(TASK OBJECTIVE) Return all lines that include the string "JSON".

(Figure collection entries)
——

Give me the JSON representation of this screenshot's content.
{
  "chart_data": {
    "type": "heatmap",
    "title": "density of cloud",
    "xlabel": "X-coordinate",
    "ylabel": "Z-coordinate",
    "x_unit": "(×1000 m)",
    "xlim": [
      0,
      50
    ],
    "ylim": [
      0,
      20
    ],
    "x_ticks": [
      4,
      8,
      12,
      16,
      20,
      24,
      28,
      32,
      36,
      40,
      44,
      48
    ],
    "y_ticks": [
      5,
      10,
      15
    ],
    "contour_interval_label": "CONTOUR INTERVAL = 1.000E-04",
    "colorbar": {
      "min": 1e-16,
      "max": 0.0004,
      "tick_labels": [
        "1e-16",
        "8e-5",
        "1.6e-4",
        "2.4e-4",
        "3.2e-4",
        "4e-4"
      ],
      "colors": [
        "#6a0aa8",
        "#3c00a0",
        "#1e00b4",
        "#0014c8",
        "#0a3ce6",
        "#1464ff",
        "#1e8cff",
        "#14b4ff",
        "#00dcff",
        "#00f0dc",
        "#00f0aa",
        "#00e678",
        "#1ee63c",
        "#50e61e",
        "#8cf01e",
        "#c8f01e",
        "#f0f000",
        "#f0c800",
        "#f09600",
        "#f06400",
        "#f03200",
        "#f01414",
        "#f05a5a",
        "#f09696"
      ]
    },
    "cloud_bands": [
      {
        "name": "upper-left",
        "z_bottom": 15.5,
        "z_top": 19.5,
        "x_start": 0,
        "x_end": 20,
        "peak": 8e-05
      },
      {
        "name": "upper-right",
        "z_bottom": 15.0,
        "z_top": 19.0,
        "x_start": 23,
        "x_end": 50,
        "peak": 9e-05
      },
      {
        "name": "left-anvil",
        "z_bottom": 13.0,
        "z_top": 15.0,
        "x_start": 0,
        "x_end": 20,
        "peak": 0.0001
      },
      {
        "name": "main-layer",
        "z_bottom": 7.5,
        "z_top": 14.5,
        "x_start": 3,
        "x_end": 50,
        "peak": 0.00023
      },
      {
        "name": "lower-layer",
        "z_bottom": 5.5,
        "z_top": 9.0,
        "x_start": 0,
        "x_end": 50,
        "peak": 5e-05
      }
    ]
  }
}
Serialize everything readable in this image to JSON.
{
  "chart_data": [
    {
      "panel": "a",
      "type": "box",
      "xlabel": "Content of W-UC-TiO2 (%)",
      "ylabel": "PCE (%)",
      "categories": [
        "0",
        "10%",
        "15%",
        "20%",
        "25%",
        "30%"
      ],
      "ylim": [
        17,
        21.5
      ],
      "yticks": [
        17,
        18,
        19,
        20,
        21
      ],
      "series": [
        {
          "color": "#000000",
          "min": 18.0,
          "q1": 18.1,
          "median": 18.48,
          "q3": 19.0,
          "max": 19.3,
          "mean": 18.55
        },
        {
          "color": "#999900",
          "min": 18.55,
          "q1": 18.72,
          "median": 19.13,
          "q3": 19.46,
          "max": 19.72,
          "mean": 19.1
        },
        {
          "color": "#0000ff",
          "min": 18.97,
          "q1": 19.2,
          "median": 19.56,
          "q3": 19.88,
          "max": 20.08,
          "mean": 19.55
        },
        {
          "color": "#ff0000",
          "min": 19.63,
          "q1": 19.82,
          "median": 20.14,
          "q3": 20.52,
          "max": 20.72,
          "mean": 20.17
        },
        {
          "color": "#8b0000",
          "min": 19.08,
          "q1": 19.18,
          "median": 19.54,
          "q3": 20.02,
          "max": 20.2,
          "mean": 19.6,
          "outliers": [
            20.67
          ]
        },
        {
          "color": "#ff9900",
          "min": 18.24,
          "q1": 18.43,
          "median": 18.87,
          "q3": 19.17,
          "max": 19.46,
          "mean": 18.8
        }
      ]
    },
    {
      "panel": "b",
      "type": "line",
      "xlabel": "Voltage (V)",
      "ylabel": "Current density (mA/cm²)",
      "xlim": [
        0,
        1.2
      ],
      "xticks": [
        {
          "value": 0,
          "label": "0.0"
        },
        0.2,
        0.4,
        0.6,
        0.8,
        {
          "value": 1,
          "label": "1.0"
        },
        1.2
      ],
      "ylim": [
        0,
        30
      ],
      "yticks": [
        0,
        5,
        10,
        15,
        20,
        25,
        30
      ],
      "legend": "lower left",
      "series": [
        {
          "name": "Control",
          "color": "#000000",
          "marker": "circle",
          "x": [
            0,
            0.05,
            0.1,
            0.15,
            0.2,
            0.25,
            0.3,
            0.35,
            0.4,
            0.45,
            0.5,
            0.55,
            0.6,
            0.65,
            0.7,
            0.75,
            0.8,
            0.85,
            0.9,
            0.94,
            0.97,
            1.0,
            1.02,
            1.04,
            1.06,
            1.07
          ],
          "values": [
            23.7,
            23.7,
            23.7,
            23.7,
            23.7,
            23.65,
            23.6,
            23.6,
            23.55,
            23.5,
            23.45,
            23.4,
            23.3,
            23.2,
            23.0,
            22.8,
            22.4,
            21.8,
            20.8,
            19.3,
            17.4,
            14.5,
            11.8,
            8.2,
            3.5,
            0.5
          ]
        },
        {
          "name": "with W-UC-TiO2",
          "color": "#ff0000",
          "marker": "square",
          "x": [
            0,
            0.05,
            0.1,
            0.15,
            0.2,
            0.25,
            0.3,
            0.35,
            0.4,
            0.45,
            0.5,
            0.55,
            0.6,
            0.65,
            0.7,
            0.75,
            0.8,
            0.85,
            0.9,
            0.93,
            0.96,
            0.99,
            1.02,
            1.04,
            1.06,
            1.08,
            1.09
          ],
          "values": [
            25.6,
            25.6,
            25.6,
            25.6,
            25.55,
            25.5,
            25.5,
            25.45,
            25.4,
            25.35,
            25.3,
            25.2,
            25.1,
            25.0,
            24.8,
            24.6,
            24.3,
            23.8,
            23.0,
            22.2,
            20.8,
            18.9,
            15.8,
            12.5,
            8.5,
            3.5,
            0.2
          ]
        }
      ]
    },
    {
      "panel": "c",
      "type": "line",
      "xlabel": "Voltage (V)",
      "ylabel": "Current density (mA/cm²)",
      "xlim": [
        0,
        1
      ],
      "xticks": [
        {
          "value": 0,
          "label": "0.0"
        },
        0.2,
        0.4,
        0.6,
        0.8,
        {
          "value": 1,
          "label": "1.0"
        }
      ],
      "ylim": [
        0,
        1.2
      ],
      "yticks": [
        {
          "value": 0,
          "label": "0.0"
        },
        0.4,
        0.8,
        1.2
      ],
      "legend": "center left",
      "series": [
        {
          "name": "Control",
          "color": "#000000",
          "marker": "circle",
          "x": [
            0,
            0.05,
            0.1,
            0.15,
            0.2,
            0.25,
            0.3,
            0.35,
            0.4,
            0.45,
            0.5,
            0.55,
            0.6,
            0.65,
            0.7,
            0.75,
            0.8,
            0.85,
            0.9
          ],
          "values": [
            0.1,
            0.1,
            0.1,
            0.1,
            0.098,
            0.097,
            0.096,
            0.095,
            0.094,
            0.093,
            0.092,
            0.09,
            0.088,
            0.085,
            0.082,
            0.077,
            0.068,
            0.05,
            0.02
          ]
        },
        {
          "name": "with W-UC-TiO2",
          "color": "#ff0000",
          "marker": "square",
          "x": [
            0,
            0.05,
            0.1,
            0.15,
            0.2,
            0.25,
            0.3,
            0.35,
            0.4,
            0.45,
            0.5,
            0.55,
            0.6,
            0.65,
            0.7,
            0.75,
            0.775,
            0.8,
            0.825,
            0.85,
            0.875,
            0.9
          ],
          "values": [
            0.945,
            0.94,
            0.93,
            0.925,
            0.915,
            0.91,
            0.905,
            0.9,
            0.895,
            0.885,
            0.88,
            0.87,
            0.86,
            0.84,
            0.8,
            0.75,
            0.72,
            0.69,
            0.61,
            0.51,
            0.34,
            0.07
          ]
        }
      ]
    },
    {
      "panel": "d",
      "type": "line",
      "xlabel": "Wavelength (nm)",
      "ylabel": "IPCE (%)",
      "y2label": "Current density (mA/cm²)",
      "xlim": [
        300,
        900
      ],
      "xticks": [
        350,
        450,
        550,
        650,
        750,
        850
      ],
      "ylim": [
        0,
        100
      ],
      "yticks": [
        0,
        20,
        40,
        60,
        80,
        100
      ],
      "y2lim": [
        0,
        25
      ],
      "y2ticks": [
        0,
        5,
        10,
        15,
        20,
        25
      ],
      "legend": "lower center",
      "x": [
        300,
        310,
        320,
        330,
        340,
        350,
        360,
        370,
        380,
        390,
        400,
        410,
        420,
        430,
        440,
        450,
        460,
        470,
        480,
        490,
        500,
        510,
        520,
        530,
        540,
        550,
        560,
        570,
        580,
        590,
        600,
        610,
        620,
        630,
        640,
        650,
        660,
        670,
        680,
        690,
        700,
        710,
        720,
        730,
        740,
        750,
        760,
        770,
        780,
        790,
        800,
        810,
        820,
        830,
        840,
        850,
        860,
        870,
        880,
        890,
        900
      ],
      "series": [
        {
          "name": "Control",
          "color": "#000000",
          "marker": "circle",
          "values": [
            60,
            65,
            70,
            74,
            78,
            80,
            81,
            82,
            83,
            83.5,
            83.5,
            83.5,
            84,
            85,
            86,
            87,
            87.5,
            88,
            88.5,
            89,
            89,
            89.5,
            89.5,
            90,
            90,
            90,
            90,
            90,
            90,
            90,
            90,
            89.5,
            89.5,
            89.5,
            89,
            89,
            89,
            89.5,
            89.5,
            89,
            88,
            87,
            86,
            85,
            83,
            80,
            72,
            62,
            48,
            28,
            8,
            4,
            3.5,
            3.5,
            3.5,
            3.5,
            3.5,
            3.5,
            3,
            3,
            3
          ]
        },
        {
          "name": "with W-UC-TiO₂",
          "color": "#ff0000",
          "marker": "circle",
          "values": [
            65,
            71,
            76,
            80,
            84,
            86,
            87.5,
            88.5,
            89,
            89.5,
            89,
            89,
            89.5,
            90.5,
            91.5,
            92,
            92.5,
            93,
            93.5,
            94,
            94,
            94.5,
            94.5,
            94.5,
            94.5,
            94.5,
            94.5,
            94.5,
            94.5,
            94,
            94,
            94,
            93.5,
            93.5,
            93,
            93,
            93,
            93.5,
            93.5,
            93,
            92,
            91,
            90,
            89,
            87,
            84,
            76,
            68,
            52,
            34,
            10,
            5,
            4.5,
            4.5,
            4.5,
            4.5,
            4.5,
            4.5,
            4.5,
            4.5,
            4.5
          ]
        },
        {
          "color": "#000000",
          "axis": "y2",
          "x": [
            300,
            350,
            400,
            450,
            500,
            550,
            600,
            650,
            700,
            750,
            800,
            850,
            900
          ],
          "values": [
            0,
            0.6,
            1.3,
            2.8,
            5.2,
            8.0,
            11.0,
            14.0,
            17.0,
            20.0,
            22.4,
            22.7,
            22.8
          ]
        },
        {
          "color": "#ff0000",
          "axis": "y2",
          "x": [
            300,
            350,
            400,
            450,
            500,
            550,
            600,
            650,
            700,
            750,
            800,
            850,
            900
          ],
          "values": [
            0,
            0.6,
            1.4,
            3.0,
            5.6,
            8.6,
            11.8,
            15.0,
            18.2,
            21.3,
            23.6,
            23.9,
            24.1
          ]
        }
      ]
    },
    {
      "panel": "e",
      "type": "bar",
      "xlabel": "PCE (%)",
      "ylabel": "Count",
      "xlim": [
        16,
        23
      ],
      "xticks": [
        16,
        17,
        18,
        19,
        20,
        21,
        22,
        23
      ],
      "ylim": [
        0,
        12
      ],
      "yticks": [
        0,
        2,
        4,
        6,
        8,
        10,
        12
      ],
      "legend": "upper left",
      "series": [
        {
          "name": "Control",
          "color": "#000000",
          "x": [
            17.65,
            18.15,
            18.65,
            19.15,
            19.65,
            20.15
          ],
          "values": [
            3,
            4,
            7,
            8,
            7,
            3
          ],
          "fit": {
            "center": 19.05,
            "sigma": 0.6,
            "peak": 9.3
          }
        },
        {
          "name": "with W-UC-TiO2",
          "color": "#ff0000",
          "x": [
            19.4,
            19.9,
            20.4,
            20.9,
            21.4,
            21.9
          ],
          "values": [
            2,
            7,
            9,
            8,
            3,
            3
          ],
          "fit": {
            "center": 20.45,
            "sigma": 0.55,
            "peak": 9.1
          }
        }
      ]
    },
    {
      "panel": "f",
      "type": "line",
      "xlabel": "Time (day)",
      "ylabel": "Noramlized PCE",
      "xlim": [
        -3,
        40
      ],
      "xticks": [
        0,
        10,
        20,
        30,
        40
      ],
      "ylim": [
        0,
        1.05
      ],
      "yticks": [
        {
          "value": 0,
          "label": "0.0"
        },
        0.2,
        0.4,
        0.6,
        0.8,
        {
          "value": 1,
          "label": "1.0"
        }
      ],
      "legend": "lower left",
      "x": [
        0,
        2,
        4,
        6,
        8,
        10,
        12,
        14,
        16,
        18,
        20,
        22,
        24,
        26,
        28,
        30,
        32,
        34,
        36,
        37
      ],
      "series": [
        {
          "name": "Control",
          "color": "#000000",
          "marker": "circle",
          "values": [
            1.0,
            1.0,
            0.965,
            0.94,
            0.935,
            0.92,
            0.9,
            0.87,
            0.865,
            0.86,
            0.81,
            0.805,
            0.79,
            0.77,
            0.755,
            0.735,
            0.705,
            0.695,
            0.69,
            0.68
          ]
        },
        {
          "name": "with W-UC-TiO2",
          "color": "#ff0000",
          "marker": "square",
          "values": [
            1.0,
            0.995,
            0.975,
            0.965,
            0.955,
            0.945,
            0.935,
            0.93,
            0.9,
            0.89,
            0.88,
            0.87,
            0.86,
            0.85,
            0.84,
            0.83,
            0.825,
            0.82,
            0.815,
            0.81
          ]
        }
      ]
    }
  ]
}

——

(RESPONSE)
Give me the JSON representation of this screenshot's content.
Serialize everything readable in this image to JSON.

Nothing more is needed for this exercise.